Task: Pick out each line below containing "互联网企业员工餐厅承包合同书".
BEGIN
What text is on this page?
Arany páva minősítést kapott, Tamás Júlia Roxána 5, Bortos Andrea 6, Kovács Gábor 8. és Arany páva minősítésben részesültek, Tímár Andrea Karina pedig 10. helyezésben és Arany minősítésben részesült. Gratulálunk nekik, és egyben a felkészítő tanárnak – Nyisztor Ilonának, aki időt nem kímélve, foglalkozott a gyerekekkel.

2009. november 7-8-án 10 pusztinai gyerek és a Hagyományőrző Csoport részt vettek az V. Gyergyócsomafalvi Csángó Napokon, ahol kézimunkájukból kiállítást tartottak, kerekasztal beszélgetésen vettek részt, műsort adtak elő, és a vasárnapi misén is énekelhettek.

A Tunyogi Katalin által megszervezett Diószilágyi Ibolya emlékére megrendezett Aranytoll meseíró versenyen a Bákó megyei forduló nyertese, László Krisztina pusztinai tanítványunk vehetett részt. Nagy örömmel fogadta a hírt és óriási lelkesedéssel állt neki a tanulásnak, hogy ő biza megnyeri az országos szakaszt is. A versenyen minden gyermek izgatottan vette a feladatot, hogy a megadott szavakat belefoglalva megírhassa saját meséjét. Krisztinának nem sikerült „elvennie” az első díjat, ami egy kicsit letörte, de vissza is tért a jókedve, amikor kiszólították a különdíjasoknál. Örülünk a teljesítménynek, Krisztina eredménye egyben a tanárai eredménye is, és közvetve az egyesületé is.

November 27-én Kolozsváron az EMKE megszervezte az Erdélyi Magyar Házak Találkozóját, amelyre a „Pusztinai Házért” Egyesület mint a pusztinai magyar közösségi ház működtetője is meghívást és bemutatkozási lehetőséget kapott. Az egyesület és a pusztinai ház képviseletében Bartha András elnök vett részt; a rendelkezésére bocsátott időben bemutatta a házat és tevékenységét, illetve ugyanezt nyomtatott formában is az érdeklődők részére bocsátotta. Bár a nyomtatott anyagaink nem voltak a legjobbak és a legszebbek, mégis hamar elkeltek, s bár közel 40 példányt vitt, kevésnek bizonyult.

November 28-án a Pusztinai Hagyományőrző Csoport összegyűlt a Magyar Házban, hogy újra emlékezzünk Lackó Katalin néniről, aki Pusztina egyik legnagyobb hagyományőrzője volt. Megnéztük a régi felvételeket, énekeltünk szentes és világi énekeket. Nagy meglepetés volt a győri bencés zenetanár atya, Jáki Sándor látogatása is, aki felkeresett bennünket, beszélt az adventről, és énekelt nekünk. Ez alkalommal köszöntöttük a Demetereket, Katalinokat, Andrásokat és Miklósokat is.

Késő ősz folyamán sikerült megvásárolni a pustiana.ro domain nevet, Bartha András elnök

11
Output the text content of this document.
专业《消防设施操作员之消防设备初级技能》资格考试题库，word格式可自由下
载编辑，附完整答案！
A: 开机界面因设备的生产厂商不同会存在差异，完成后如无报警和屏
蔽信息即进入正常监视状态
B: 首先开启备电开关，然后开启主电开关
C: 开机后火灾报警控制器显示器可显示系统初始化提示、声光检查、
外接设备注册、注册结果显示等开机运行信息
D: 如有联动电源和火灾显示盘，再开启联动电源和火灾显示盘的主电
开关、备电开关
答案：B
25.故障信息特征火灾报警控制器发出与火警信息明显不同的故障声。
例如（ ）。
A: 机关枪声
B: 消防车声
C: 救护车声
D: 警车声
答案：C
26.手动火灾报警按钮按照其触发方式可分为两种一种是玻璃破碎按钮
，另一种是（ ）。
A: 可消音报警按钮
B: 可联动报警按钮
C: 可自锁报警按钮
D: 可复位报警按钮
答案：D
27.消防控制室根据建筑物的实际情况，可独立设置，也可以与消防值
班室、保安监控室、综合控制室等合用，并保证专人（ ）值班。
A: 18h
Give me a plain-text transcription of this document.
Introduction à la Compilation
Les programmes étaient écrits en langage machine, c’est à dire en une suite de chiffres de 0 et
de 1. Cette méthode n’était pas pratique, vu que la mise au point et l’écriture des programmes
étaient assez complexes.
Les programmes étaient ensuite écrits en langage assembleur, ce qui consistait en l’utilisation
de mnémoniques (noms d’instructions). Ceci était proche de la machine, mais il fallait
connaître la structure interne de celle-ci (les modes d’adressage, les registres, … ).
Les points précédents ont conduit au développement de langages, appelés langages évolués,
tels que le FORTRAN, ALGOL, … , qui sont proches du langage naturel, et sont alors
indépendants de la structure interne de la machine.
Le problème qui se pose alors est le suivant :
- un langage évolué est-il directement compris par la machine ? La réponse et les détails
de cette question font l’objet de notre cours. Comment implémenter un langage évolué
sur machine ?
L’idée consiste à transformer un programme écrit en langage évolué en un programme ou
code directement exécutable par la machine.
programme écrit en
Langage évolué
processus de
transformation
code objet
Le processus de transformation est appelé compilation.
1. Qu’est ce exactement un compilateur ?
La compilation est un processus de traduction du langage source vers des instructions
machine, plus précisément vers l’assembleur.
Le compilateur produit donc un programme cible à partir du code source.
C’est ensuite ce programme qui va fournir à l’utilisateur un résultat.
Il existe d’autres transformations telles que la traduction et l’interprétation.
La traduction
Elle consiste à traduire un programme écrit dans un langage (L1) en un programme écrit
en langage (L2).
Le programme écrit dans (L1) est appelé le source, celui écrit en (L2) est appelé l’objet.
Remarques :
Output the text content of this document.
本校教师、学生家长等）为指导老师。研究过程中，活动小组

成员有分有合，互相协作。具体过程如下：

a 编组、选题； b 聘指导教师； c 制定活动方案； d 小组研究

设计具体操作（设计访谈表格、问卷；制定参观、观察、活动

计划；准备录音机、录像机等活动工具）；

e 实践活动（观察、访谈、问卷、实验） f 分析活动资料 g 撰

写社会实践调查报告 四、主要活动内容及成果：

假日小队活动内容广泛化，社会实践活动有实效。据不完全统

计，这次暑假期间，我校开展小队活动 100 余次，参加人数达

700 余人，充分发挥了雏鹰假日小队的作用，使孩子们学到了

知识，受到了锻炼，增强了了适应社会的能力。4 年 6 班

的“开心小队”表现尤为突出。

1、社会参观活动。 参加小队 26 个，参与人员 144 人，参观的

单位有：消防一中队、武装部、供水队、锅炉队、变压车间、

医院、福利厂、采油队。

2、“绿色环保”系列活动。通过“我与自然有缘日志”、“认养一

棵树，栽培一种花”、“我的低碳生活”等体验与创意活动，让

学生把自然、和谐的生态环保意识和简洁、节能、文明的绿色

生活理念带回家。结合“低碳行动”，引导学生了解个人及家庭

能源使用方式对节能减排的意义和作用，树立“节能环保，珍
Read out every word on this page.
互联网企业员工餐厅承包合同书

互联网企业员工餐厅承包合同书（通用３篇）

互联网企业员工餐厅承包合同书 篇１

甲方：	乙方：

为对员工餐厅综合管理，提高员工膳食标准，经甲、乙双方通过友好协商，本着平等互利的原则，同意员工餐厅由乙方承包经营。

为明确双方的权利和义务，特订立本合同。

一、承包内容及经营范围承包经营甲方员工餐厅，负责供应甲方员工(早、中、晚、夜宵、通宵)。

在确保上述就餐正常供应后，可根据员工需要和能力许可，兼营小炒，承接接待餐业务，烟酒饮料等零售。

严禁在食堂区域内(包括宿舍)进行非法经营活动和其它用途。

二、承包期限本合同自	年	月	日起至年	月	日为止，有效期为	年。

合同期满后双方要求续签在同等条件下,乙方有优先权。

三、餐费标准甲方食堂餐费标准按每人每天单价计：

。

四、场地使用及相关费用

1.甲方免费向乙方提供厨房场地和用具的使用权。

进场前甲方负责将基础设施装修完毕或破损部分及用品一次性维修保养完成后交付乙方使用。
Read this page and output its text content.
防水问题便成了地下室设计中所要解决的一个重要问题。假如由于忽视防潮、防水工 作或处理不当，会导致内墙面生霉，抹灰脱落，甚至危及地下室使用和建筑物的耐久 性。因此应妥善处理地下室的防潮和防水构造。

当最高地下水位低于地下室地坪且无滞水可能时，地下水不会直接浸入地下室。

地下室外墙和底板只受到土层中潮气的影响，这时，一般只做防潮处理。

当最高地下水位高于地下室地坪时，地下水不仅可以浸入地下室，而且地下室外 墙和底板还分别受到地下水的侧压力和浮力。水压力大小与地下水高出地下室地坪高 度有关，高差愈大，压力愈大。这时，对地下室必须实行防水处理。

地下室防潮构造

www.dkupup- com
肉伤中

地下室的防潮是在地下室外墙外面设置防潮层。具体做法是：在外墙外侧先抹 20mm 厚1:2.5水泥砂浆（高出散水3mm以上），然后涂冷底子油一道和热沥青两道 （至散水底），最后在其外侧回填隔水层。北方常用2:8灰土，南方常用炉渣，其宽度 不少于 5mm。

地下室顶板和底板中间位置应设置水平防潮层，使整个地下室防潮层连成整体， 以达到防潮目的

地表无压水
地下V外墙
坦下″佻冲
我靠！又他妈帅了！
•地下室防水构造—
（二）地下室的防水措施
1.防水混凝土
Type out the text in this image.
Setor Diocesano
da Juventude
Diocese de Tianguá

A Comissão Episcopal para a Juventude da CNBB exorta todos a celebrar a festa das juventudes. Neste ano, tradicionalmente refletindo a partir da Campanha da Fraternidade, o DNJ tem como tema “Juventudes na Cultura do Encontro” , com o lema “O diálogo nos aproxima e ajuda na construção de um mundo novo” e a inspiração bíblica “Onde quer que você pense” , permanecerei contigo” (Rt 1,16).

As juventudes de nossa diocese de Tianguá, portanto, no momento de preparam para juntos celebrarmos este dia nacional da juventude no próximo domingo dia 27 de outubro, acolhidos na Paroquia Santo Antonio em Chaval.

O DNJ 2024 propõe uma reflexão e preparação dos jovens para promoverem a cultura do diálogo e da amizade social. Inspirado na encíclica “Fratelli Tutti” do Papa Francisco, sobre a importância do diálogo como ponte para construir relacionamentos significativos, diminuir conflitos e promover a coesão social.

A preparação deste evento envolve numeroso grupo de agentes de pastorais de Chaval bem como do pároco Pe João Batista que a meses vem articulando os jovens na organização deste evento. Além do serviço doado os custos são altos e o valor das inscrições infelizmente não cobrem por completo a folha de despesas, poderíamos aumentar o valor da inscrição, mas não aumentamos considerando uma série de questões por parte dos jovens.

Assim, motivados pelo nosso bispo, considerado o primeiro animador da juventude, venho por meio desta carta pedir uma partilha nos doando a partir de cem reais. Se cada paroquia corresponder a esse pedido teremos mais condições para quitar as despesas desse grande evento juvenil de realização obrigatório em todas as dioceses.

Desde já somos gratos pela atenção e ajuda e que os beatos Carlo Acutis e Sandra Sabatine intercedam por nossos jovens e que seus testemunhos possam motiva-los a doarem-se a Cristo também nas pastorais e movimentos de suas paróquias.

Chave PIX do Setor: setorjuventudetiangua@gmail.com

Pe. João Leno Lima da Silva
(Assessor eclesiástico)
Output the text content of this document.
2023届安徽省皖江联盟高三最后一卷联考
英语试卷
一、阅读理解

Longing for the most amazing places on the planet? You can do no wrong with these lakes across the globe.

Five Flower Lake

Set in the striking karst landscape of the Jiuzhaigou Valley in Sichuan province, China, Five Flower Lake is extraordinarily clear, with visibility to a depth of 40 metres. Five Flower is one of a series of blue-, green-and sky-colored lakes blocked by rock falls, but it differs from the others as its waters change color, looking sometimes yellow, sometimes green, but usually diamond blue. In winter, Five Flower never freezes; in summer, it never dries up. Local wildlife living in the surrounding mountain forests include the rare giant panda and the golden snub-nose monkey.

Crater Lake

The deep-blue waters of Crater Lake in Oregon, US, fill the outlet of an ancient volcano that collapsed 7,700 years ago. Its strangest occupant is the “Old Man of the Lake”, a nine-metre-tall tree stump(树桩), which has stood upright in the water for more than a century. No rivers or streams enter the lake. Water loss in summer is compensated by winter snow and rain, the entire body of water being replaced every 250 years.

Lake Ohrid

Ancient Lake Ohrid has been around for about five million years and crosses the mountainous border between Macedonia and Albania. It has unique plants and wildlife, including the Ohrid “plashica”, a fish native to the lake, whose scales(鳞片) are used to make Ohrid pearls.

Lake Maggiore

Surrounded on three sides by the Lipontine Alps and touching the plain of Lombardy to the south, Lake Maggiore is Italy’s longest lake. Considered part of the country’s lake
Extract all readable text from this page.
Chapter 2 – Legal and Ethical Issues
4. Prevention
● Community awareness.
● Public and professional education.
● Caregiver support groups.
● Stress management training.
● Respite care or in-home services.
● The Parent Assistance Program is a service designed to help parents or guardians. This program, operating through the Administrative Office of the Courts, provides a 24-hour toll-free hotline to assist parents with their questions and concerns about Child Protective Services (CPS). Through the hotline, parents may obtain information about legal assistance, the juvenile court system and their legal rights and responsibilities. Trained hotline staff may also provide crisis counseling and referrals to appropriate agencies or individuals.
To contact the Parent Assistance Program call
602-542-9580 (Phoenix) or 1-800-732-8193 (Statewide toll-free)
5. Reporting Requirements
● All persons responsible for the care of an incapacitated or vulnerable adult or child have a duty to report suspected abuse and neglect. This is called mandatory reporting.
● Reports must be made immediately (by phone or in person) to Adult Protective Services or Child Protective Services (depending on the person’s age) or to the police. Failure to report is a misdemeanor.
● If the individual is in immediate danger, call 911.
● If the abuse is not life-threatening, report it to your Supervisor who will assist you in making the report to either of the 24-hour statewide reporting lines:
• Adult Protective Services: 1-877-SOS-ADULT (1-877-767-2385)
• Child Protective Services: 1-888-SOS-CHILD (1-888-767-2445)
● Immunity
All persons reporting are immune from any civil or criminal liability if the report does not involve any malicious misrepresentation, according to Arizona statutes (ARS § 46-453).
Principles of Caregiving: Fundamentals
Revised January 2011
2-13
END
Problem solution:
互联网企业员工餐厅承包合同书
互联网企业员工餐厅承包合同书（通用３篇）
互联网企业员工餐厅承包合同书 篇１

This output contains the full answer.